Images appear in the records below; leave them out and repeat everything else exactly.

### [Task data]
***

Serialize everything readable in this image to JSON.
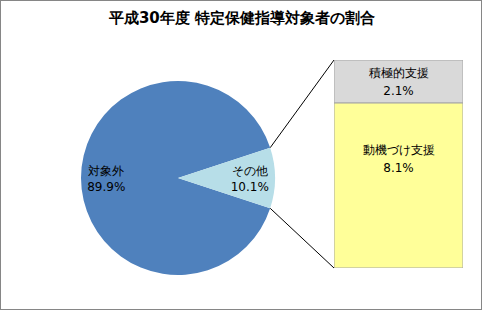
{
  "chart_data": [
    {
      "type": "pie",
      "title": "平成30年度 特定保健指導対象者の割合",
      "categories": [
        "対象外",
        "その他"
      ],
      "values": [
        89.9,
        10.1
      ],
      "value_labels": [
        "89.9%",
        "10.1%"
      ],
      "colors": [
        "#4f81bd",
        "#b7dee8"
      ],
      "data_labels": true
    },
    {
      "type": "bar",
      "stacked": true,
      "categories": [
        "積極的支援",
        "動機づけ支援"
      ],
      "values": [
        2.1,
        8.1
      ],
      "value_labels": [
        "2.1%",
        "8.1%"
      ],
      "colors": [
        "#d9d9d9",
        "#ffff99"
      ],
      "data_labels": true,
      "tick_labels": false
    }
  ]
}
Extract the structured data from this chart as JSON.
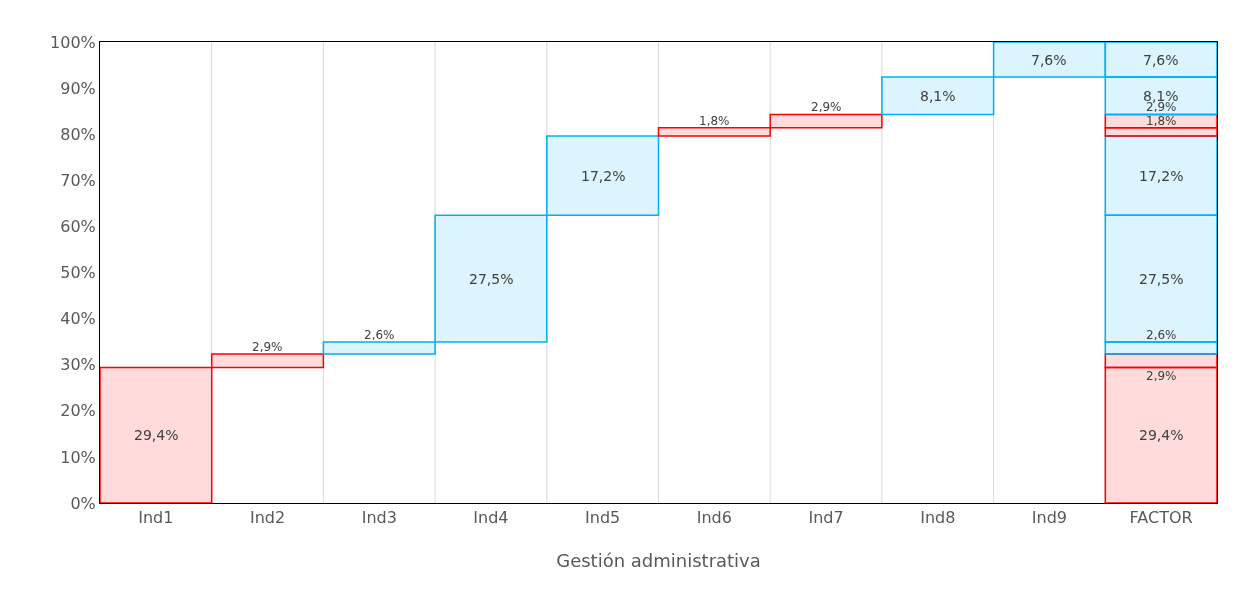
{
  "chart_data": {
    "type": "bar",
    "xlabel": "Gestión administrativa",
    "categories": [
      "Ind1",
      "Ind2",
      "Ind3",
      "Ind4",
      "Ind5",
      "Ind6",
      "Ind7",
      "Ind8",
      "Ind9",
      "FACTOR"
    ],
    "series": [
      {
        "color": "#ff0000",
        "values": [
          29.4,
          null,
          null,
          null,
          null,
          null,
          null,
          null,
          null,
          29.4
        ],
        "base": [
          0,
          null,
          null,
          null,
          null,
          null,
          null,
          null,
          null,
          0
        ],
        "value_labels": [
          "29,4%",
          null,
          null,
          null,
          null,
          null,
          null,
          null,
          null,
          "29,4%"
        ]
      },
      {
        "color": "#ff0000",
        "values": [
          null,
          2.9,
          null,
          null,
          null,
          null,
          null,
          null,
          null,
          2.9
        ],
        "base": [
          null,
          29.4,
          null,
          null,
          null,
          null,
          null,
          null,
          null,
          29.4
        ],
        "value_labels": [
          null,
          "2,9%",
          null,
          null,
          null,
          null,
          null,
          null,
          null,
          "2,9%"
        ]
      },
      {
        "color": "#00b0f0",
        "values": [
          null,
          null,
          2.6,
          null,
          null,
          null,
          null,
          null,
          null,
          2.6
        ],
        "base": [
          null,
          null,
          32.3,
          null,
          null,
          null,
          null,
          null,
          null,
          32.3
        ],
        "value_labels": [
          null,
          null,
          "2,6%",
          null,
          null,
          null,
          null,
          null,
          null,
          "2,6%"
        ]
      },
      {
        "color": "#00b0f0",
        "values": [
          null,
          null,
          null,
          27.5,
          null,
          null,
          null,
          null,
          null,
          27.5
        ],
        "base": [
          null,
          null,
          null,
          34.9,
          null,
          null,
          null,
          null,
          null,
          34.9
        ],
        "value_labels": [
          null,
          null,
          null,
          "27,5%",
          null,
          null,
          null,
          null,
          null,
          "27,5%"
        ]
      },
      {
        "color": "#00b0f0",
        "values": [
          null,
          null,
          null,
          null,
          17.2,
          null,
          null,
          null,
          null,
          17.2
        ],
        "base": [
          null,
          null,
          null,
          null,
          62.4,
          null,
          null,
          null,
          null,
          62.4
        ],
        "value_labels": [
          null,
          null,
          null,
          null,
          "17,2%",
          null,
          null,
          null,
          null,
          "17,2%"
        ]
      },
      {
        "color": "#ff0000",
        "values": [
          null,
          null,
          null,
          null,
          null,
          1.8,
          null,
          null,
          null,
          1.8
        ],
        "base": [
          null,
          null,
          null,
          null,
          null,
          79.6,
          null,
          null,
          null,
          79.6
        ],
        "value_labels": [
          null,
          null,
          null,
          null,
          null,
          "1,8%",
          null,
          null,
          null,
          "1,8%"
        ]
      },
      {
        "color": "#ff0000",
        "values": [
          null,
          null,
          null,
          null,
          null,
          null,
          2.9,
          null,
          null,
          2.9
        ],
        "base": [
          null,
          null,
          null,
          null,
          null,
          null,
          81.4,
          null,
          null,
          81.4
        ],
        "value_labels": [
          null,
          null,
          null,
          null,
          null,
          null,
          "2,9%",
          null,
          null,
          "2,9%"
        ]
      },
      {
        "color": "#00b0f0",
        "values": [
          null,
          null,
          null,
          null,
          null,
          null,
          null,
          8.1,
          null,
          8.1
        ],
        "base": [
          null,
          null,
          null,
          null,
          null,
          null,
          null,
          84.3,
          null,
          84.3
        ],
        "value_labels": [
          null,
          null,
          null,
          null,
          null,
          null,
          null,
          "8,1%",
          null,
          "8,1%"
        ]
      },
      {
        "color": "#00b0f0",
        "values": [
          null,
          null,
          null,
          null,
          null,
          null,
          null,
          null,
          7.6,
          7.6
        ],
        "base": [
          null,
          null,
          null,
          null,
          null,
          null,
          null,
          null,
          92.4,
          92.4
        ],
        "value_labels": [
          null,
          null,
          null,
          null,
          null,
          null,
          null,
          null,
          "7,6%",
          "7,6%"
        ]
      }
    ],
    "ylim": [
      0,
      100
    ],
    "yticks": [
      {
        "value": 0,
        "label": "0%"
      },
      {
        "value": 10,
        "label": "10%"
      },
      {
        "value": 20,
        "label": "20%"
      },
      {
        "value": 30,
        "label": "30%"
      },
      {
        "value": 40,
        "label": "40%"
      },
      {
        "value": 50,
        "label": "50%"
      },
      {
        "value": 60,
        "label": "60%"
      },
      {
        "value": 70,
        "label": "70%"
      },
      {
        "value": 80,
        "label": "80%"
      },
      {
        "value": 90,
        "label": "90%"
      },
      {
        "value": 100,
        "label": "100%"
      }
    ],
    "grid": "x"
  }
}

***

### [Correct answer]
Serialize everything readable in this image to JSON.
{
  "chart_data": [
    {
      "type": "pie",
      "title": "平成30年度 特定保健指導対象者の割合",
      "categories": [
        "対象外",
        "その他"
      ],
      "values": [
        89.9,
        10.1
      ],
      "value_labels": [
        "89.9%",
        "10.1%"
      ],
      "colors": [
        "#4f81bd",
        "#b7dee8"
      ],
      "data_labels": true
    },
    {
      "type": "bar",
      "stacked": true,
      "categories": [
        "積極的支援",
        "動機づけ支援"
      ],
      "values": [
        2.1,
        8.1
      ],
      "value_labels": [
        "2.1%",
        "8.1%"
      ],
      "colors": [
        "#d9d9d9",
        "#ffff99"
      ],
      "data_labels": true,
      "tick_labels": false
    }
  ]
}
Extract the structured data from this chart as JSON.
{
  "chart_data": {
    "type": "bar",
    "xlabel": "Gestión administrativa",
    "categories": [
      "Ind1",
      "Ind2",
      "Ind3",
      "Ind4",
      "Ind5",
      "Ind6",
      "Ind7",
      "Ind8",
      "Ind9",
      "FACTOR"
    ],
    "series": [
      {
        "color": "#ff0000",
        "values": [
          29.4,
          null,
          null,
          null,
          null,
          null,
          null,
          null,
          null,
          29.4
        ],
        "base": [
          0,
          null,
          null,
          null,
          null,
          null,
          null,
          null,
          null,
          0
        ],
        "value_labels": [
          "29,4%",
          null,
          null,
          null,
          null,
          null,
          null,
          null,
          null,
          "29,4%"
        ]
      },
      {
        "color": "#ff0000",
        "values": [
          null,
          2.9,
          null,
          null,
          null,
          null,
          null,
          null,
          null,
          2.9
        ],
        "base": [
          null,
          29.4,
          null,
          null,
          null,
          null,
          null,
          null,
          null,
          29.4
        ],
        "value_labels": [
          null,
          "2,9%",
          null,
          null,
          null,
          null,
          null,
          null,
          null,
          "2,9%"
        ]
      },
      {
        "color": "#00b0f0",
        "values": [
          null,
          null,
          2.6,
          null,
          null,
          null,
          null,
          null,
          null,
          2.6
        ],
        "base": [
          null,
          null,
          32.3,
          null,
          null,
          null,
          null,
          null,
          null,
          32.3
        ],
        "value_labels": [
          null,
          null,
          "2,6%",
          null,
          null,
          null,
          null,
          null,
          null,
          "2,6%"
        ]
      },
      {
        "color": "#00b0f0",
        "values": [
          null,
          null,
          null,
          27.5,
          null,
          null,
          null,
          null,
          null,
          27.5
        ],
        "base": [
          null,
          null,
          null,
          34.9,
          null,
          null,
          null,
          null,
          null,
          34.9
        ],
        "value_labels": [
          null,
          null,
          null,
          "27,5%",
          null,
          null,
          null,
          null,
          null,
          "27,5%"
        ]
      },
      {
        "color": "#00b0f0",
        "values": [
          null,
          null,
          null,
          null,
          17.2,
          null,
          null,
          null,
          null,
          17.2
        ],
        "base": [
          null,
          null,
          null,
          null,
          62.4,
          null,
          null,
          null,
          null,
          62.4
        ],
        "value_labels": [
          null,
          null,
          null,
          null,
          "17,2%",
          null,
          null,
          null,
          null,
          "17,2%"
        ]
      },
      {
        "color": "#ff0000",
        "values": [
          null,
          null,
          null,
          null,
          null,
          1.8,
          null,
          null,
          null,
          1.8
        ],
        "base": [
          null,
          null,
          null,
          null,
          null,
          79.6,
          null,
          null,
          null,
          79.6
        ],
        "value_labels": [
          null,
          null,
          null,
          null,
          null,
          "1,8%",
          null,
          null,
          null,
          "1,8%"
        ]
      },
      {
        "color": "#ff0000",
        "values": [
          null,
          null,
          null,
          null,
          null,
          null,
          2.9,
          null,
          null,
          2.9
        ],
        "base": [
          null,
          null,
          null,
          null,
          null,
          null,
          81.4,
          null,
          null,
          81.4
        ],
        "value_labels": [
          null,
          null,
          null,
          null,
          null,
          null,
          "2,9%",
          null,
          null,
          "2,9%"
        ]
      },
      {
        "color": "#00b0f0",
        "values": [
          null,
          null,
          null,
          null,
          null,
          null,
          null,
          8.1,
          null,
          8.1
        ],
        "base": [
          null,
          null,
          null,
          null,
          null,
          null,
          null,
          84.3,
          null,
          84.3
        ],
        "value_labels": [
          null,
          null,
          null,
          null,
          null,
          null,
          null,
          "8,1%",
          null,
          "8,1%"
        ]
      },
      {
        "color": "#00b0f0",
        "values": [
          null,
          null,
          null,
          null,
          null,
          null,
          null,
          null,
          7.6,
          7.6
        ],
        "base": [
          null,
          null,
          null,
          null,
          null,
          null,
          null,
          null,
          92.4,
          92.4
        ],
        "value_labels": [
          null,
          null,
          null,
          null,
          null,
          null,
          null,
          null,
          "7,6%",
          "7,6%"
        ]
      }
    ],
    "ylim": [
      0,
      100
    ],
    "yticks": [
      {
        "value": 0,
        "label": "0%"
      },
      {
        "value": 10,
        "label": "10%"
      },
      {
        "value": 20,
        "label": "20%"
      },
      {
        "value": 30,
        "label": "30%"
      },
      {
        "value": 40,
        "label": "40%"
      },
      {
        "value": 50,
        "label": "50%"
      },
      {
        "value": 60,
        "label": "60%"
      },
      {
        "value": 70,
        "label": "70%"
      },
      {
        "value": 80,
        "label": "80%"
      },
      {
        "value": 90,
        "label": "90%"
      },
      {
        "value": 100,
        "label": "100%"
      }
    ],
    "grid": "x"
  }
}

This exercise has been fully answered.